- [The records]
┌──

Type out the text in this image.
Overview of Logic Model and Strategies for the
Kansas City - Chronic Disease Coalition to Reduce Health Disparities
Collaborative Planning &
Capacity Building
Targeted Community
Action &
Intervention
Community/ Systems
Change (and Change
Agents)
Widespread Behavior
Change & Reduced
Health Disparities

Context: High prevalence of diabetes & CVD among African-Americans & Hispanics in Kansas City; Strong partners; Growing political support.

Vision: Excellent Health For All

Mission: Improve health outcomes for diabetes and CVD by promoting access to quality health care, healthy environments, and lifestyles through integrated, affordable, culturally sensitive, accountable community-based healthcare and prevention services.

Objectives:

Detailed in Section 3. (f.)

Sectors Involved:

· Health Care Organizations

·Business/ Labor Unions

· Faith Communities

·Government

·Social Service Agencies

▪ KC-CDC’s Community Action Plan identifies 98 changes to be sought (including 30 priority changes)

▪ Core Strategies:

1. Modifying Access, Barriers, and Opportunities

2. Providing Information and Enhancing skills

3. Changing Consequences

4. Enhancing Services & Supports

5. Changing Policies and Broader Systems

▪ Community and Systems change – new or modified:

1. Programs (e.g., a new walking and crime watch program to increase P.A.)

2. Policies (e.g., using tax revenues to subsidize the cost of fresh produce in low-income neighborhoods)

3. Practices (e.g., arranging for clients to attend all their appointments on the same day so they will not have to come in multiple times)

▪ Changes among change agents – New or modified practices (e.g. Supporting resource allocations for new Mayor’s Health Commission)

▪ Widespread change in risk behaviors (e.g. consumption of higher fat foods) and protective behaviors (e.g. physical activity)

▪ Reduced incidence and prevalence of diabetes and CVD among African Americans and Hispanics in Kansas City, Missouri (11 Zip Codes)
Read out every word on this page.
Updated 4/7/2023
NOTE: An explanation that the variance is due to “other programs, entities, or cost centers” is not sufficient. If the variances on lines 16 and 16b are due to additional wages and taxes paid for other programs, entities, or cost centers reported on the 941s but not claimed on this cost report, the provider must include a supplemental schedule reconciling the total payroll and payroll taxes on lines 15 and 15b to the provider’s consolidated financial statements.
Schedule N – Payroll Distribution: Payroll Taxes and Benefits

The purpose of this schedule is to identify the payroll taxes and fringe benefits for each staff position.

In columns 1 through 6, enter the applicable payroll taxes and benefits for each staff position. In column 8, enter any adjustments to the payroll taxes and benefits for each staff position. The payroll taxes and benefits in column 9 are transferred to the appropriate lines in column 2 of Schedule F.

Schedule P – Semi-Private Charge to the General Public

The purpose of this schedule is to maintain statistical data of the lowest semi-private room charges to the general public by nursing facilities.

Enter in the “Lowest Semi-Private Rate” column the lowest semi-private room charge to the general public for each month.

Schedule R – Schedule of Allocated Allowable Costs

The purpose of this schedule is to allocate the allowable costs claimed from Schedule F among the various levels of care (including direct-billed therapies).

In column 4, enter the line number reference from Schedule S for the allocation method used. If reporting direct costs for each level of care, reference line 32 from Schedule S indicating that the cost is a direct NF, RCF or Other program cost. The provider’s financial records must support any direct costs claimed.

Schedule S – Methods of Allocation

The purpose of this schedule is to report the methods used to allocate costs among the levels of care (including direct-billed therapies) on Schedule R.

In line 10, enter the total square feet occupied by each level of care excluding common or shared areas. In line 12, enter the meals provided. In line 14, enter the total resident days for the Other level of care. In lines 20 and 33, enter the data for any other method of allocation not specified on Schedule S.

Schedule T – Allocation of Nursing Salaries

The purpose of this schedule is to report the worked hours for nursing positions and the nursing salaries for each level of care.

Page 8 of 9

└──

- [Brief] Repeat the data precisely, line by line.

- [Answer for this exercise]
Type out the text in this image.
Overview of Logic Model and Strategies for the
Kansas City - Chronic Disease Coalition to Reduce Health Disparities
Collaborative Planning &
Capacity Building
Targeted Community
Action &
Intervention
Community/ Systems
Change (and Change
Agents)
Widespread Behavior
Change & Reduced
Health Disparities

Context: High prevalence of diabetes & CVD among African-Americans & Hispanics in Kansas City; Strong partners; Growing political support.

Vision: Excellent Health For All

Mission: Improve health outcomes for diabetes and CVD by promoting access to quality health care, healthy environments, and lifestyles through integrated, affordable, culturally sensitive, accountable community-based healthcare and prevention services.

Objectives:

Detailed in Section 3. (f.)

Sectors Involved:

· Health Care Organizations

·Business/ Labor Unions

· Faith Communities

·Government

·Social Service Agencies

▪ KC-CDC’s Community Action Plan identifies 98 changes to be sought (including 30 priority changes)

▪ Core Strategies:

1. Modifying Access, Barriers, and Opportunities

2. Providing Information and Enhancing skills

3. Changing Consequences

4. Enhancing Services & Supports

5. Changing Policies and Broader Systems

▪ Community and Systems change – new or modified:

1. Programs (e.g., a new walking and crime watch program to increase P.A.)

2. Policies (e.g., using tax revenues to subsidize the cost of fresh produce in low-income neighborhoods)

3. Practices (e.g., arranging for clients to attend all their appointments on the same day so they will not have to come in multiple times)

▪ Changes among change agents – New or modified practices (e.g. Supporting resource allocations for new Mayor’s Health Commission)

▪ Widespread change in risk behaviors (e.g. consumption of higher fat foods) and protective behaviors (e.g. physical activity)

▪ Reduced incidence and prevalence of diabetes and CVD among African Americans and Hispanics in Kansas City, Missouri (11 Zip Codes)
Read out every word on this page.
Updated 4/7/2023
NOTE: An explanation that the variance is due to “other programs, entities, or cost centers” is not sufficient. If the variances on lines 16 and 16b are due to additional wages and taxes paid for other programs, entities, or cost centers reported on the 941s but not claimed on this cost report, the provider must include a supplemental schedule reconciling the total payroll and payroll taxes on lines 15 and 15b to the provider’s consolidated financial statements.
Schedule N – Payroll Distribution: Payroll Taxes and Benefits

The purpose of this schedule is to identify the payroll taxes and fringe benefits for each staff position.

In columns 1 through 6, enter the applicable payroll taxes and benefits for each staff position. In column 8, enter any adjustments to the payroll taxes and benefits for each staff position. The payroll taxes and benefits in column 9 are transferred to the appropriate lines in column 2 of Schedule F.

Schedule P – Semi-Private Charge to the General Public

The purpose of this schedule is to maintain statistical data of the lowest semi-private room charges to the general public by nursing facilities.

Enter in the “Lowest Semi-Private Rate” column the lowest semi-private room charge to the general public for each month.

Schedule R – Schedule of Allocated Allowable Costs

The purpose of this schedule is to allocate the allowable costs claimed from Schedule F among the various levels of care (including direct-billed therapies).

In column 4, enter the line number reference from Schedule S for the allocation method used. If reporting direct costs for each level of care, reference line 32 from Schedule S indicating that the cost is a direct NF, RCF or Other program cost. The provider’s financial records must support any direct costs claimed.

Schedule S – Methods of Allocation

The purpose of this schedule is to report the methods used to allocate costs among the levels of care (including direct-billed therapies) on Schedule R.

In line 10, enter the total square feet occupied by each level of care excluding common or shared areas. In line 12, enter the meals provided. In line 14, enter the total resident days for the Other level of care. In lines 20 and 33, enter the data for any other method of allocation not specified on Schedule S.

Schedule T – Allocation of Nursing Salaries

The purpose of this schedule is to report the worked hours for nursing positions and the nursing salaries for each level of care.

Page 8 of 9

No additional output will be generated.